------ SUPPLIED ENTRIES

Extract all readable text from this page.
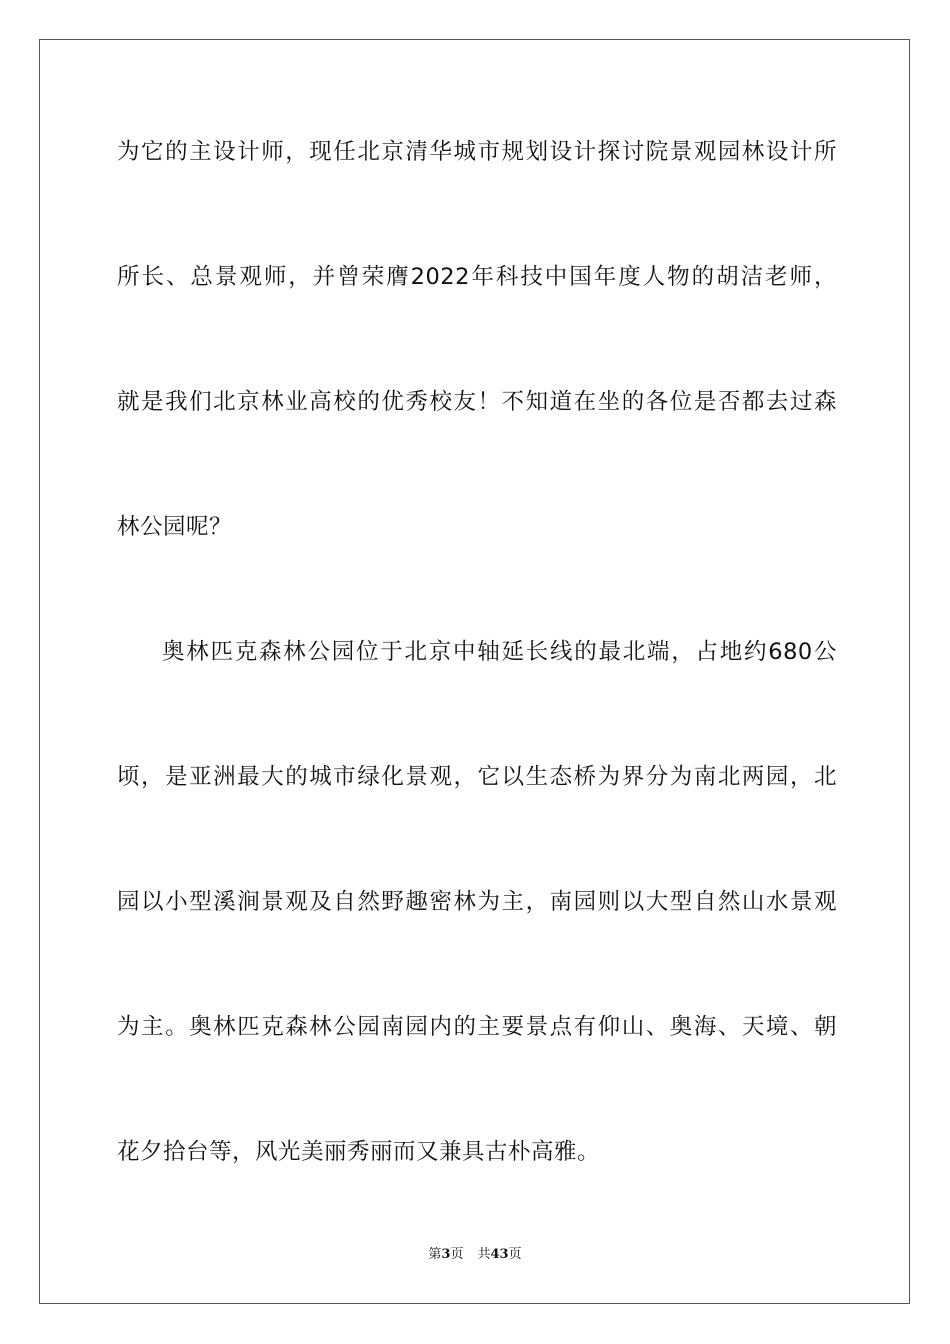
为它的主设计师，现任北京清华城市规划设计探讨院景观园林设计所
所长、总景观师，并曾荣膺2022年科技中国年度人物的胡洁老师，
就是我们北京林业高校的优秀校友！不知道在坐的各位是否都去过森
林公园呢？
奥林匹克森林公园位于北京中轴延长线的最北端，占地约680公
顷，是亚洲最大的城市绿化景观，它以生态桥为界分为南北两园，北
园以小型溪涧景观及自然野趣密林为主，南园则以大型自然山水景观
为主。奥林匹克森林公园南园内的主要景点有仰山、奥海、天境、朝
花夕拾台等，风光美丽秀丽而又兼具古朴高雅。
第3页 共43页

------------

REQUIRED WORK:
Output a faithful copy of the data, with each picture left out.

SOLUTION BELOW:
Extract all readable text from this page.
为它的主设计师，现任北京清华城市规划设计探讨院景观园林设计所
所长、总景观师，并曾荣膺2022年科技中国年度人物的胡洁老师，
就是我们北京林业高校的优秀校友！不知道在坐的各位是否都去过森
林公园呢？
奥林匹克森林公园位于北京中轴延长线的最北端，占地约680公
顷，是亚洲最大的城市绿化景观，它以生态桥为界分为南北两园，北
园以小型溪涧景观及自然野趣密林为主，南园则以大型自然山水景观
为主。奥林匹克森林公园南园内的主要景点有仰山、奥海、天境、朝
花夕拾台等，风光美丽秀丽而又兼具古朴高雅。
第3页 共43页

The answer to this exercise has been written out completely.